### Source data
··········

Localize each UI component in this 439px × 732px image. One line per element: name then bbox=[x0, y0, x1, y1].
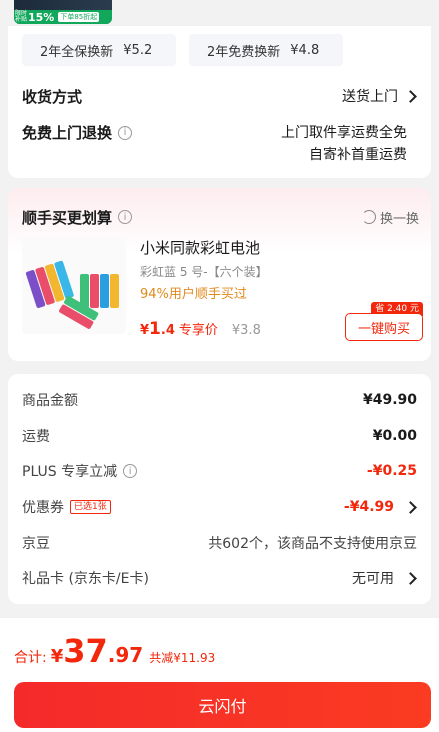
fee-label: PLUS 专享立减 bbox=[22, 464, 118, 480]
fee-label: 运费 bbox=[22, 429, 50, 445]
price-breakdown-card: 商品金额 ¥49.90 运费 ¥0.00 PLUS 专享立减 i -¥0.25 … bbox=[8, 374, 431, 604]
fee-value: 无可用 bbox=[352, 571, 394, 587]
chevron-right-icon bbox=[404, 89, 417, 103]
total-int: 37 bbox=[63, 632, 108, 670]
option-price: ¥4.8 bbox=[290, 42, 320, 58]
addon-original-price: ¥3.8 bbox=[231, 323, 261, 338]
fee-label-wrap: PLUS 专享立减 i bbox=[22, 461, 138, 481]
swap-label: 换一换 bbox=[379, 211, 419, 227]
addon-product-name[interactable]: 小米同款彩虹电池 bbox=[140, 238, 419, 258]
refresh-icon bbox=[361, 210, 376, 224]
product-image-thumbnail: 限时补贴 15% 下单85折起 bbox=[14, 0, 112, 24]
addon-price: ¥1.4 bbox=[140, 319, 175, 339]
fee-value-wrap: 无可用 bbox=[352, 568, 417, 588]
free-return-desc: 上门取件享运费全免 自寄补首重运费 bbox=[281, 122, 407, 166]
pay-button[interactable]: 云闪付 bbox=[14, 682, 431, 728]
fee-label-wrap: 优惠券 已选1张 bbox=[22, 497, 111, 517]
service-option-full-protection[interactable]: 2年全保换新 ¥5.2 bbox=[22, 34, 176, 66]
fee-value: -¥0.25 bbox=[366, 463, 417, 479]
addon-price-int: 1 bbox=[149, 319, 161, 339]
total-label: 合计: bbox=[14, 650, 47, 666]
addon-title: 顺手买更划算 bbox=[22, 208, 113, 227]
total-row: 合计: ¥ 37 .97 共减¥11.93 bbox=[14, 632, 215, 670]
addon-price-dec: .4 bbox=[160, 323, 175, 338]
info-icon[interactable]: i bbox=[123, 464, 138, 478]
fee-label: 京豆 bbox=[22, 536, 50, 552]
addon-price-row: ¥1.4 专享价 ¥3.8 bbox=[140, 319, 261, 339]
option-label: 2年全保换新 bbox=[40, 44, 114, 60]
fee-row-giftcard[interactable]: 礼品卡 (京东卡/E卡) 无可用 bbox=[22, 567, 417, 589]
fee-row-plus-discount: PLUS 专享立减 i -¥0.25 bbox=[22, 460, 417, 482]
coupon-selected-tag: 已选1张 bbox=[70, 500, 111, 514]
fee-row-coupon[interactable]: 优惠券 已选1张 -¥4.99 bbox=[22, 496, 417, 518]
option-price: ¥5.2 bbox=[123, 42, 153, 58]
addon-card: 顺手买更划算 i 换一换 小米同款彩虹电池 彩虹蓝 5 号-【六个装】 94%用… bbox=[8, 188, 431, 361]
free-return-title-wrap: 免费上门退换 i bbox=[22, 122, 133, 143]
delivery-method-value: 送货上门 bbox=[342, 89, 398, 105]
free-return-desc-line2: 自寄补首重运费 bbox=[309, 147, 407, 163]
checkout-bar: 合计: ¥ 37 .97 共减¥11.93 云闪付 bbox=[0, 618, 439, 732]
fee-row-shipping: 运费 ¥0.00 bbox=[22, 425, 417, 447]
fee-value: ¥49.90 bbox=[362, 392, 417, 408]
total-save: 共减¥11.93 bbox=[149, 651, 216, 665]
fee-value: -¥4.99 bbox=[343, 499, 394, 515]
promo-percent: 15% bbox=[28, 10, 55, 24]
fee-label: 礼品卡 (京东卡/E卡) bbox=[22, 571, 149, 587]
chevron-right-icon bbox=[404, 500, 417, 514]
total-currency: ¥ bbox=[50, 646, 64, 667]
addon-product-spec: 彩虹蓝 5 号-【六个装】 bbox=[140, 265, 268, 279]
delivery-method-value-wrap: 送货上门 bbox=[342, 86, 417, 106]
service-card: 2年全保换新 ¥5.2 2年免费换新 ¥4.8 收货方式 送货上门 免费上门退换… bbox=[8, 26, 431, 178]
total-dec: .97 bbox=[107, 643, 144, 667]
battery-product-image[interactable] bbox=[22, 238, 126, 334]
fee-label: 商品金额 bbox=[22, 393, 78, 409]
addon-product-info: 小米同款彩虹电池 彩虹蓝 5 号-【六个装】 94%用户顺手买过 bbox=[140, 238, 419, 304]
option-label: 2年免费换新 bbox=[207, 44, 281, 60]
fee-row-goods: 商品金额 ¥49.90 bbox=[22, 389, 417, 411]
delivery-method-row[interactable]: 收货方式 送货上门 bbox=[22, 84, 417, 108]
promo-mini-text: 限时补贴 bbox=[15, 10, 28, 23]
info-icon[interactable]: i bbox=[118, 210, 133, 224]
delivery-method-label: 收货方式 bbox=[22, 87, 83, 106]
free-return-label: 免费上门退换 bbox=[22, 124, 113, 142]
addon-title-wrap: 顺手买更划算 i bbox=[22, 207, 133, 228]
free-return-desc-line1: 上门取件享运费全免 bbox=[281, 125, 407, 141]
addon-price-symbol: ¥ bbox=[140, 323, 150, 338]
promo-tag: 下单85折起 bbox=[58, 12, 100, 22]
fee-row-jingdou: 京豆 共602个，该商品不支持使用京豆 bbox=[22, 532, 417, 554]
fee-value: ¥0.00 bbox=[372, 428, 417, 444]
addon-price-tag: 专享价 bbox=[178, 323, 218, 338]
swap-button[interactable]: 换一换 bbox=[361, 208, 419, 227]
addon-header: 顺手买更划算 i 换一换 bbox=[22, 207, 419, 227]
info-icon[interactable]: i bbox=[118, 125, 133, 140]
one-click-buy-button[interactable]: 一键购买 bbox=[345, 313, 423, 341]
promo-badge: 限时补贴 15% 下单85折起 bbox=[14, 10, 112, 24]
fee-value-wrap: -¥4.99 bbox=[344, 499, 417, 515]
service-option-free-replace[interactable]: 2年免费换新 ¥4.8 bbox=[189, 34, 343, 66]
free-return-row: 免费上门退换 i 上门取件享运费全免 自寄补首重运费 bbox=[22, 120, 417, 164]
fee-label: 优惠券 bbox=[22, 500, 64, 516]
chevron-right-icon bbox=[404, 571, 417, 585]
fee-value: 共602个，该商品不支持使用京豆 bbox=[208, 536, 417, 552]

··········

### Stated problem
Return the items from the line with "fee-label: PLUS 专享立减 bbox=[22, 464, 118, 480]" to the line with "addon-price-int: 1 bbox=[149, 319, 161, 339]", both included, reproducing each line as it stands.

### Answer
fee-label: PLUS 专享立减 bbox=[22, 464, 118, 480]
fee-label: 运费 bbox=[22, 429, 50, 445]
price-breakdown-card: 商品金额 ¥49.90 运费 ¥0.00 PLUS 专享立减 i -¥0.25 … bbox=[8, 374, 431, 604]
fee-value: 无可用 bbox=[352, 571, 394, 587]
chevron-right-icon bbox=[404, 89, 417, 103]
total-int: 37 bbox=[63, 632, 108, 670]
option-price: ¥4.8 bbox=[290, 42, 320, 58]
addon-original-price: ¥3.8 bbox=[231, 323, 261, 338]
fee-label-wrap: PLUS 专享立减 i bbox=[22, 461, 138, 481]
swap-label: 换一换 bbox=[379, 211, 419, 227]
addon-product-name[interactable]: 小米同款彩虹电池 bbox=[140, 238, 419, 258]
refresh-icon bbox=[361, 210, 376, 224]
product-image-thumbnail: 限时补贴 15% 下单85折起 bbox=[14, 0, 112, 24]
addon-price: ¥1.4 bbox=[140, 319, 175, 339]
fee-value-wrap: 无可用 bbox=[352, 568, 417, 588]
free-return-desc: 上门取件享运费全免 自寄补首重运费 bbox=[281, 122, 407, 166]
pay-button[interactable]: 云闪付 bbox=[14, 682, 431, 728]
fee-label-wrap: 优惠券 已选1张 bbox=[22, 497, 111, 517]
service-option-full-protection[interactable]: 2年全保换新 ¥5.2 bbox=[22, 34, 176, 66]
fee-value: -¥0.25 bbox=[366, 463, 417, 479]
addon-price-int: 1 bbox=[149, 319, 161, 339]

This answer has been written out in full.